Description of the task:
Filter the listing below down to the lines that contain the string "远程畅玩", with case counting in the match.

Provided data:
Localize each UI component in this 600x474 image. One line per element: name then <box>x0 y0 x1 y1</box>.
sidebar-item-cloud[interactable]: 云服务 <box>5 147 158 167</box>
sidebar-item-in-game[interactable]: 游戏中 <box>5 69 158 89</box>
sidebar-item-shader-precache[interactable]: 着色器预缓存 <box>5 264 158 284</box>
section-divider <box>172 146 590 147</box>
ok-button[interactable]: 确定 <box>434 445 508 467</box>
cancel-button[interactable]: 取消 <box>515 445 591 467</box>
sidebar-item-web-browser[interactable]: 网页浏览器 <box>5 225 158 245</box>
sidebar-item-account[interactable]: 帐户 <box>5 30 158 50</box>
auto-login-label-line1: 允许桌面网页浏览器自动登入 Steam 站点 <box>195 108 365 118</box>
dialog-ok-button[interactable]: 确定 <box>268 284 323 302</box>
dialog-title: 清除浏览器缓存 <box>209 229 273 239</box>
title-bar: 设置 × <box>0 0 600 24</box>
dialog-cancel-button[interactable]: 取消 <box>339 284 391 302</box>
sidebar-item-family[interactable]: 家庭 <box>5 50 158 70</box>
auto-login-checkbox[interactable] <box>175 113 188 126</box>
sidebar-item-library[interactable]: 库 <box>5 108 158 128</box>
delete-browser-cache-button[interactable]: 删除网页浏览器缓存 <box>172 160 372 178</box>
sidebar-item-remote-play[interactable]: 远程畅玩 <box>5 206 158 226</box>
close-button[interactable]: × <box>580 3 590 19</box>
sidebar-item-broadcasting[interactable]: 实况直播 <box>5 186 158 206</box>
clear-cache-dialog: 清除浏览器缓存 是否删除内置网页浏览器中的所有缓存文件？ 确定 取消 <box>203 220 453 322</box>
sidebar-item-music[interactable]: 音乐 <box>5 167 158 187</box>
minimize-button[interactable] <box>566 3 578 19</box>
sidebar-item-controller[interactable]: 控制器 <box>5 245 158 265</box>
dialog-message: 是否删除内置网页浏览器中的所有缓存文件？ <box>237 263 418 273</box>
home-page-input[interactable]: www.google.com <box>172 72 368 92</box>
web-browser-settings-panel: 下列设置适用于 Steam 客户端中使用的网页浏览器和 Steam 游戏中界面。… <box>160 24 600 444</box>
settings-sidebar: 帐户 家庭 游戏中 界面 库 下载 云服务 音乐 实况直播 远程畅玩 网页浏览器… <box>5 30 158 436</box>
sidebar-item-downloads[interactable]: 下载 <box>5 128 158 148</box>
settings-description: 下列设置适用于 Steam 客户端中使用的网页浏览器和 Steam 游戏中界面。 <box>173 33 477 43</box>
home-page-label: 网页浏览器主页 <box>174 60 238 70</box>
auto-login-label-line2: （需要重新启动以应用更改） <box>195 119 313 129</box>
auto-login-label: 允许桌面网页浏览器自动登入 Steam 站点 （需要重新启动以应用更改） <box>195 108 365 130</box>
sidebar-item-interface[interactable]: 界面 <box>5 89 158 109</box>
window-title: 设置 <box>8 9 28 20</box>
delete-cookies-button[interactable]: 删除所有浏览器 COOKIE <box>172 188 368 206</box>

==

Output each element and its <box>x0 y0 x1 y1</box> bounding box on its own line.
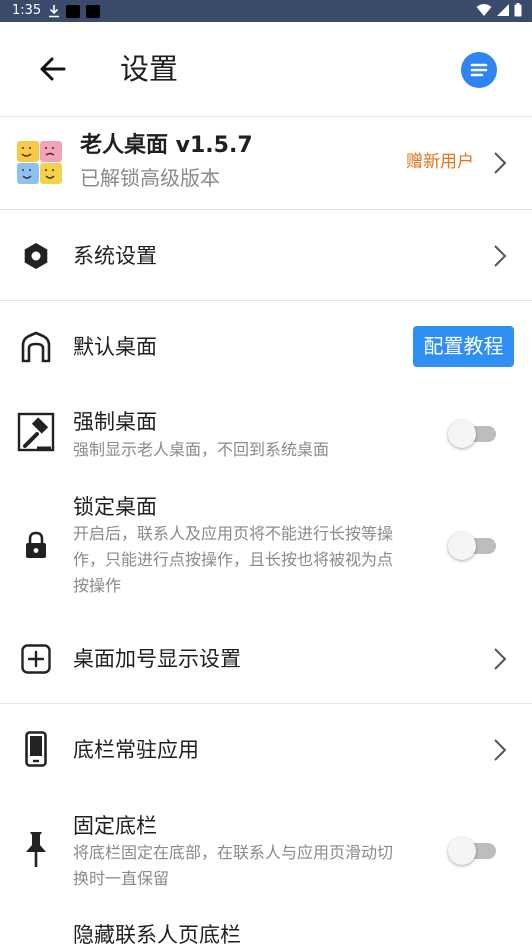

--

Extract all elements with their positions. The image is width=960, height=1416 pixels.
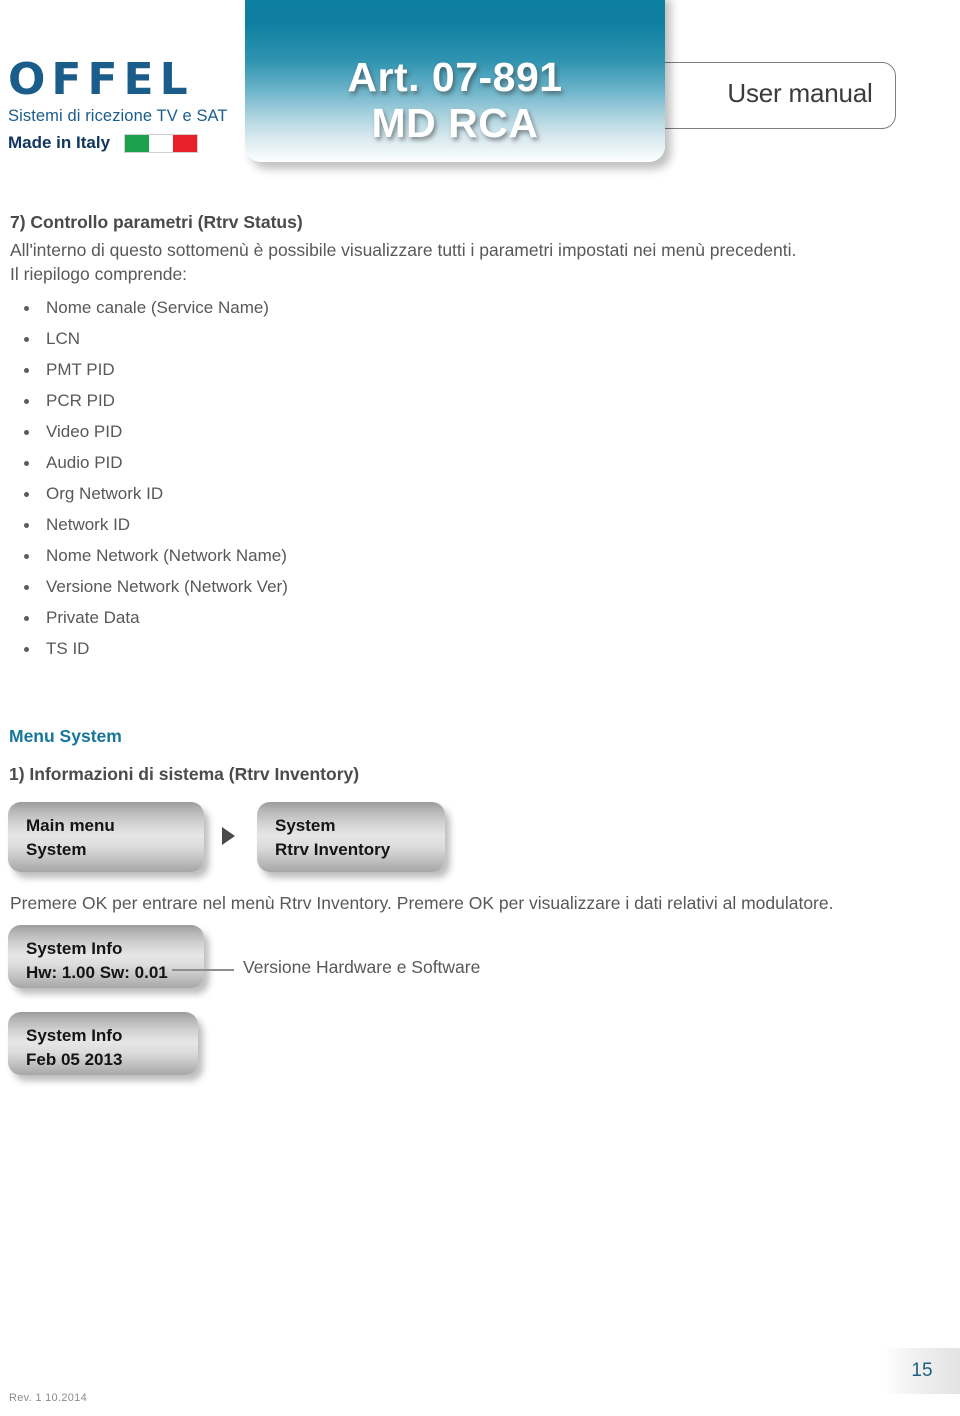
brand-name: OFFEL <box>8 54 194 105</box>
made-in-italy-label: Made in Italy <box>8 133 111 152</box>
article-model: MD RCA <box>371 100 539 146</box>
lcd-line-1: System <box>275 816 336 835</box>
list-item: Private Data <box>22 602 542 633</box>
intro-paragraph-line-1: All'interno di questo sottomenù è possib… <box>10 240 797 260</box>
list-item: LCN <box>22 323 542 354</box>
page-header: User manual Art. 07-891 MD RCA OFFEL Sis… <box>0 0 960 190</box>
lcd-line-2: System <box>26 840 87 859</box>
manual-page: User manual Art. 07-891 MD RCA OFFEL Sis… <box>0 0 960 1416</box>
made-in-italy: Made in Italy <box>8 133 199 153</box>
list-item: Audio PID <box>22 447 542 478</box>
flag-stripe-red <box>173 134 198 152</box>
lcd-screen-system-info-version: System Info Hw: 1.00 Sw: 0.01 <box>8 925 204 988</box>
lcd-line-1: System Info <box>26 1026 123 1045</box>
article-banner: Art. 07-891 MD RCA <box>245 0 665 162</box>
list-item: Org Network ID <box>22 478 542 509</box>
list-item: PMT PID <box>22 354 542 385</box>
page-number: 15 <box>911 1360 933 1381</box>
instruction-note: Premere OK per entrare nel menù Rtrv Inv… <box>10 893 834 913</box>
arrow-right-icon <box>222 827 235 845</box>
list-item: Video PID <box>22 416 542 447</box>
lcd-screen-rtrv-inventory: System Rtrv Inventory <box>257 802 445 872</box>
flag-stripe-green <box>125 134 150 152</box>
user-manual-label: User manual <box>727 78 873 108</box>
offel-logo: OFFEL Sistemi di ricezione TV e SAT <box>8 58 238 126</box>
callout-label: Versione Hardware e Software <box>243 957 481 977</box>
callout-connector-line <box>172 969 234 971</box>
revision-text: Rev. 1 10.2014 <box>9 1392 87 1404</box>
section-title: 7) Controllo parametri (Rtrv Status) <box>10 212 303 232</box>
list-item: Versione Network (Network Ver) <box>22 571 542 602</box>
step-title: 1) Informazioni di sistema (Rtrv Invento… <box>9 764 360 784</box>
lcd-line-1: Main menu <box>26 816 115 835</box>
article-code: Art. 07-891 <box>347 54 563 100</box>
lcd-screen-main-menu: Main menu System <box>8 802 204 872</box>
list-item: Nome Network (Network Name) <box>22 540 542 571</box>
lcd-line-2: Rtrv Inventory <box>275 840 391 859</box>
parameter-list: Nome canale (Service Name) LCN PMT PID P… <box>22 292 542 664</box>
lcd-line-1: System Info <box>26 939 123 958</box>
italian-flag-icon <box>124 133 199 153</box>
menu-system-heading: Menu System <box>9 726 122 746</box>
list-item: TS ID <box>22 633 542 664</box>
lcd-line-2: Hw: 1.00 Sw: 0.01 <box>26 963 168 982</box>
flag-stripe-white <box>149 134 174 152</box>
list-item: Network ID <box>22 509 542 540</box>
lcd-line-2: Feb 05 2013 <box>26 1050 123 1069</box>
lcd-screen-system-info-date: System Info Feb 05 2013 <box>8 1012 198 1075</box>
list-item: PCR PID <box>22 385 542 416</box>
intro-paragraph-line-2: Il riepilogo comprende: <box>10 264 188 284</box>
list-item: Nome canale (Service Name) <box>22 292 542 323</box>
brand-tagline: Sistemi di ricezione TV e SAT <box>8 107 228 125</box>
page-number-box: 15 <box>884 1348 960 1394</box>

Written reply:
sidebar-item-remote-play[interactable]: 远程畅玩 <box>5 206 158 226</box>
settings-sidebar: 帐户 家庭 游戏中 界面 库 下载 云服务 音乐 实况直播 远程畅玩 网页浏览器… <box>5 30 158 436</box>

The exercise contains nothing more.